Articles 73 et 74 : les questions que tout le monde se pose …

Publié le 7 Décembre 2009

Par Gérard Dorwling-Carter                Source Montray Kreyol

1/ Quelle différence y a t-il entre une consultation populaire et un référendum ?

Le mot « référendum » apparaît dans la constitution française en 1958. Auparavant, il était fait usage d’appellations telles que « consultation » ou « appel au peuple ». Au 21è siècle, on peut faire la distinction entre le référendum qui a un caractère décisionnel, de la consultation qui n’émet qu’un avis. Mais dans la terminologie juridique on utilise aussi bien les expressions « référendum consultatif » que « consultation référendaire », suivant que l’on s’attache à la technique ou à ses conséquences. Pour répondre à la question posée dans le contexte et ne pas faire un cours de droit, il faut préciser que la Constitution parle de « consultation » des populations concernées et non pas de référendum en cas de changement statutaire ou institutionnel.

Données enregistrées:
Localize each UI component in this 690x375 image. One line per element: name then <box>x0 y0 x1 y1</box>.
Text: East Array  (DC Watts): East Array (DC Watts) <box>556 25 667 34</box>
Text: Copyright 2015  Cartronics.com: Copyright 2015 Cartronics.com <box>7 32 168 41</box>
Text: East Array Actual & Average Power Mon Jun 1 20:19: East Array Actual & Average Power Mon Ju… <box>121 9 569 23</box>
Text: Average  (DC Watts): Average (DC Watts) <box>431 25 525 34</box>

Tâches à effectuer:
a) D'après le texte sur les articles 73 et 74, en quelle année le mot « référendum » apparaît-il dans la constitution française ?
b) Citez mot pour mot le passage du texte sur les articles 73 et 74 qui commence aux mots « Publié le 7 » et s'arrête après « et un référendum ? ».
Les lignes n'ont aucun rôle à jouer ici.

Réponses aux tâches:
a) En 1958.

b)
Publié le 7 Décembre 2009

Par Gérard Dorwling-Carter                Source Montray Kreyol

1/ Quelle différence y a t-il entre une consultation populaire et un référendum ?